TASK REQUIREMENTS: Sift the material for lines containing "name", and return them.

ENTRIES SHOWN:
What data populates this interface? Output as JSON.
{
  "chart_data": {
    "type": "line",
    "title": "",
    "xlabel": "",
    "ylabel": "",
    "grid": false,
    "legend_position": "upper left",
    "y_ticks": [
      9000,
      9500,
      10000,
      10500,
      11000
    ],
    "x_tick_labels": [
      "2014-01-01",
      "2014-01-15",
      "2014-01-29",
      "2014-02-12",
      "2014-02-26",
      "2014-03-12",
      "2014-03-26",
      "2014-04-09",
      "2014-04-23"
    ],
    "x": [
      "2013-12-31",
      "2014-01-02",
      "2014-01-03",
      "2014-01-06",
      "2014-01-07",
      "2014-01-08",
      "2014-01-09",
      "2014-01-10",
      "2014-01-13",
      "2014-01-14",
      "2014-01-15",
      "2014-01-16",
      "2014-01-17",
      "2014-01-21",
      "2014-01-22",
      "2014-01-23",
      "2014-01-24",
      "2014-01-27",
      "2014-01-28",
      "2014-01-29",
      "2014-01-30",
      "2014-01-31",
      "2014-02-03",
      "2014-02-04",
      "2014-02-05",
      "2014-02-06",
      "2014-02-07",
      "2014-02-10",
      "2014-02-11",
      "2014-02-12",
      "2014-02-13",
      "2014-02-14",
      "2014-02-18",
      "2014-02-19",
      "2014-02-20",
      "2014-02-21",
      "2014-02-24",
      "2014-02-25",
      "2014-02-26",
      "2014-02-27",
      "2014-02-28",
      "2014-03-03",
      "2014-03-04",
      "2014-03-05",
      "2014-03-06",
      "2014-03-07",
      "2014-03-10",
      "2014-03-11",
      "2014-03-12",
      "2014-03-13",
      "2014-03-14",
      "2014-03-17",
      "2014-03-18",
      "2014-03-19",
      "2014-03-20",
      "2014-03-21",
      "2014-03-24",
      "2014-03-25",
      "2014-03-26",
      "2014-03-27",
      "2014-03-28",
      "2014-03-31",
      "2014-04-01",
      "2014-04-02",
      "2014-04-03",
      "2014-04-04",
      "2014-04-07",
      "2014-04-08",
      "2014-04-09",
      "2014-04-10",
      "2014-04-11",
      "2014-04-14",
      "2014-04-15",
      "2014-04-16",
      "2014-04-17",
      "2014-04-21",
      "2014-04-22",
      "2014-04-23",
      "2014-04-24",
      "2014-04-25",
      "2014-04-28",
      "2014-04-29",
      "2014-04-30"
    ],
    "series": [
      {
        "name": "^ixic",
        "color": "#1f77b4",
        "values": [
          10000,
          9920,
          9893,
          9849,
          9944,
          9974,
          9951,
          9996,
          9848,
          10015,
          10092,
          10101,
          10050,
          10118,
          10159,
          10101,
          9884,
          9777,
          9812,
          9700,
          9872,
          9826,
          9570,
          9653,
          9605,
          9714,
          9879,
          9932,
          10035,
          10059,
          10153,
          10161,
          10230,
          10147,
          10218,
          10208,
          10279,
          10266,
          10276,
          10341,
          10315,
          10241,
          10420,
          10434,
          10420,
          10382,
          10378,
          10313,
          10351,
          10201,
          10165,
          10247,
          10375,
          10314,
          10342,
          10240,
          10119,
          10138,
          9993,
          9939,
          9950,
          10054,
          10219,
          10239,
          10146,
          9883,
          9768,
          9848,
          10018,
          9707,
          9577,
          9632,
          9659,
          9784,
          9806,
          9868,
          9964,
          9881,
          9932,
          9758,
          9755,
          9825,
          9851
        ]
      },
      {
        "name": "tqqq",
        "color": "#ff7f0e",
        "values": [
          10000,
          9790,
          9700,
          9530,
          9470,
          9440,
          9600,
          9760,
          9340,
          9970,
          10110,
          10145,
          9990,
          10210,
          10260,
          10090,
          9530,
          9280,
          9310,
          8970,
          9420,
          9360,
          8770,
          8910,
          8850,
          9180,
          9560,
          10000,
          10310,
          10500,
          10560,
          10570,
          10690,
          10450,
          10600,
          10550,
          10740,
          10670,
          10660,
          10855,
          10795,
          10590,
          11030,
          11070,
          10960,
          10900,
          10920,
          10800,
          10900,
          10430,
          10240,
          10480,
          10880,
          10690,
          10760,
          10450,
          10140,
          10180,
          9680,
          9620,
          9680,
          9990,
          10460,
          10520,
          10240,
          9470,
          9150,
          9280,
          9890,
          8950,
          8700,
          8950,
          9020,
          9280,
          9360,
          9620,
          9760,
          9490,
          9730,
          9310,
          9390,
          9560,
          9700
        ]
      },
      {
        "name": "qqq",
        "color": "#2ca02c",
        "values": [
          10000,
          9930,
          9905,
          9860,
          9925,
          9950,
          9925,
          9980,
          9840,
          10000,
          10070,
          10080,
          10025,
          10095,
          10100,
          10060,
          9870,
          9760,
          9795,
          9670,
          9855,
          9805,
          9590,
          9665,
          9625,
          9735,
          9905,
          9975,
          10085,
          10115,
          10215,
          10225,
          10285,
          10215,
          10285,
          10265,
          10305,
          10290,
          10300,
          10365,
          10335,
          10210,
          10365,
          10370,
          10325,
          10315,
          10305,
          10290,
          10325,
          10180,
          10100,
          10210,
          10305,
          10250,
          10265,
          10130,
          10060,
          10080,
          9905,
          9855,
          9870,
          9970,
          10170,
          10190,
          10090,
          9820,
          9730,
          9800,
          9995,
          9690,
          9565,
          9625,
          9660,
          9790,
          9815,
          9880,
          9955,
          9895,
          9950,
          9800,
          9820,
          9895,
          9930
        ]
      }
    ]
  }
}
* * *
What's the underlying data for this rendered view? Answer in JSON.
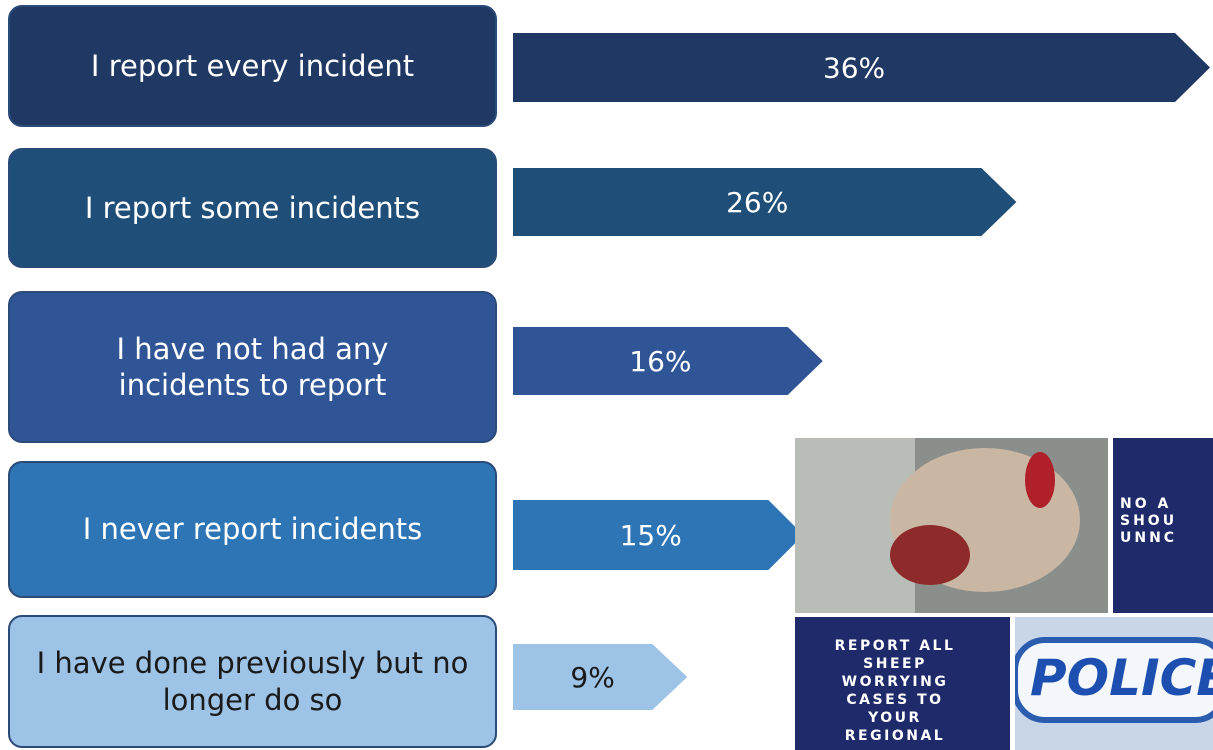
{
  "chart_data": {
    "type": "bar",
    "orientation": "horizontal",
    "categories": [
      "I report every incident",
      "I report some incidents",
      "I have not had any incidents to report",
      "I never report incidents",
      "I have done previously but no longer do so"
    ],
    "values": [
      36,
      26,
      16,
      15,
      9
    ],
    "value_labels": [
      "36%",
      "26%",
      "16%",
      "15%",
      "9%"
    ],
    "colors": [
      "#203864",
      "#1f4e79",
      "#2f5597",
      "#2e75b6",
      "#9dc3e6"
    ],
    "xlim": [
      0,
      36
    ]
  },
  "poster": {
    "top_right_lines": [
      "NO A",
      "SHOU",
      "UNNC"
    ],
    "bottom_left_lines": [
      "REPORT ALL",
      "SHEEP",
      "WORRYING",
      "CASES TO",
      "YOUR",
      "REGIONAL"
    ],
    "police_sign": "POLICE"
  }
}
==
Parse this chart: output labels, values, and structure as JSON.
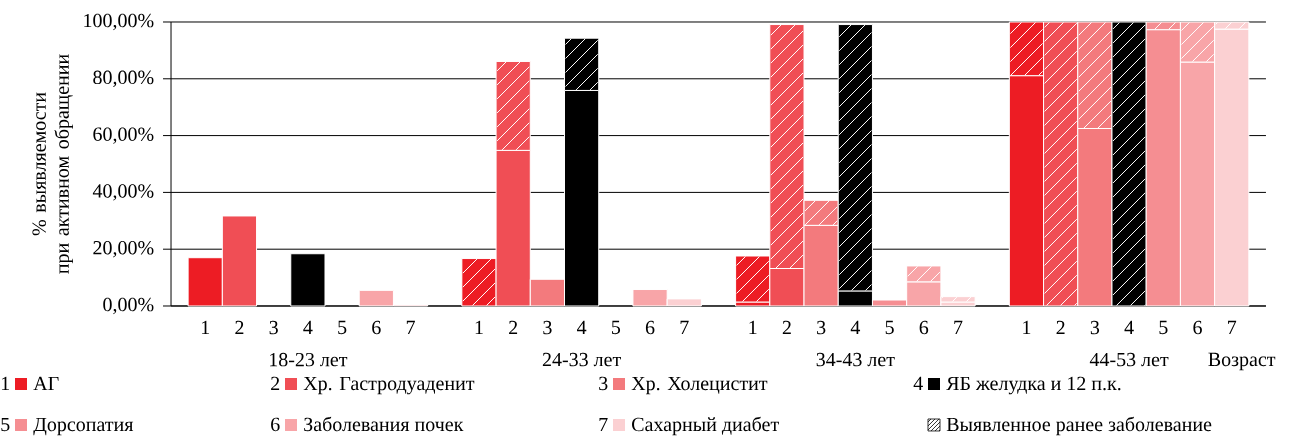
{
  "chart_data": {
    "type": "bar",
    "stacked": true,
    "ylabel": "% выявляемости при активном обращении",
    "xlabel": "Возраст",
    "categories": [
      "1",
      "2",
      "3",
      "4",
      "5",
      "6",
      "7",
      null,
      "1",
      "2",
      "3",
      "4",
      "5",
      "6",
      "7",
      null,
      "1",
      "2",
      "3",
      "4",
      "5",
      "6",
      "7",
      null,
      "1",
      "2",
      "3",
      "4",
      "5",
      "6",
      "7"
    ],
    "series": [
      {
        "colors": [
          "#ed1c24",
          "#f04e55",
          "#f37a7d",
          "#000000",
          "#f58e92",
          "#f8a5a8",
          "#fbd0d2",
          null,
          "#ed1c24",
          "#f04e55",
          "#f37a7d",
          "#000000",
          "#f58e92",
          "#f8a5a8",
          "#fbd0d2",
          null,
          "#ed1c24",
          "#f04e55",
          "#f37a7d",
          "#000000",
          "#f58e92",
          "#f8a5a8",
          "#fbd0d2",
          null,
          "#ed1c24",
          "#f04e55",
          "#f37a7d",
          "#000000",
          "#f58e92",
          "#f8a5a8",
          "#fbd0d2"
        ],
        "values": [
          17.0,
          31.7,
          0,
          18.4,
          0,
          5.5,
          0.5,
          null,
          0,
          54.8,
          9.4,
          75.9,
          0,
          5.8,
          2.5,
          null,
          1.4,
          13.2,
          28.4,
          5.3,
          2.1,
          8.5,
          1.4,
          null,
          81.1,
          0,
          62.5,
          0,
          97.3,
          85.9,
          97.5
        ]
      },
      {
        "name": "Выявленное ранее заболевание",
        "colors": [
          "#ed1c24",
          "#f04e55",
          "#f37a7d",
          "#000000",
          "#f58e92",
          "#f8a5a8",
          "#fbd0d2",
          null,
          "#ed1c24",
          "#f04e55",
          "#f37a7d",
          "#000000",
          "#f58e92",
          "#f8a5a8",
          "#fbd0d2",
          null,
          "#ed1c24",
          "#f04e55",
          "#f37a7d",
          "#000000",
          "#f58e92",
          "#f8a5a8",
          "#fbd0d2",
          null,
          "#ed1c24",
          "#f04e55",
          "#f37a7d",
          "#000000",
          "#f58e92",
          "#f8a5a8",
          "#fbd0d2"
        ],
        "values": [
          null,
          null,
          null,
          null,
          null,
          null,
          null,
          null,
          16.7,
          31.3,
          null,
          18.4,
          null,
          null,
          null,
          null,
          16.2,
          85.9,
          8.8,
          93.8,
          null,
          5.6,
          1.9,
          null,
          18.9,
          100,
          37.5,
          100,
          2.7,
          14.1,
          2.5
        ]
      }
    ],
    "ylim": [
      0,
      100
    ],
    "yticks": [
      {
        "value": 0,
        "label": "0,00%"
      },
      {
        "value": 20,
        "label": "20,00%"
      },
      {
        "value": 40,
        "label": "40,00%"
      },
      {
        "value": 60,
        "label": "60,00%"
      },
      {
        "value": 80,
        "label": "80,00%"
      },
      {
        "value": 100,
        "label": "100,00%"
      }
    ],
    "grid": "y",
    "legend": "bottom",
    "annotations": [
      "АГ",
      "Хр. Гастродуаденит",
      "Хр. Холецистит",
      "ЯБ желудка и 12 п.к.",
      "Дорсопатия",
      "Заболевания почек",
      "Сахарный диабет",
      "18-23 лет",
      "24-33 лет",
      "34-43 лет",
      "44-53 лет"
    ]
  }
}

ANSWER TO THIS EXERCISE:
        "name": "^ixic",
        "name": "tqqq",
        "name": "qqq",
        "name": "Выявленное ранее заболевание",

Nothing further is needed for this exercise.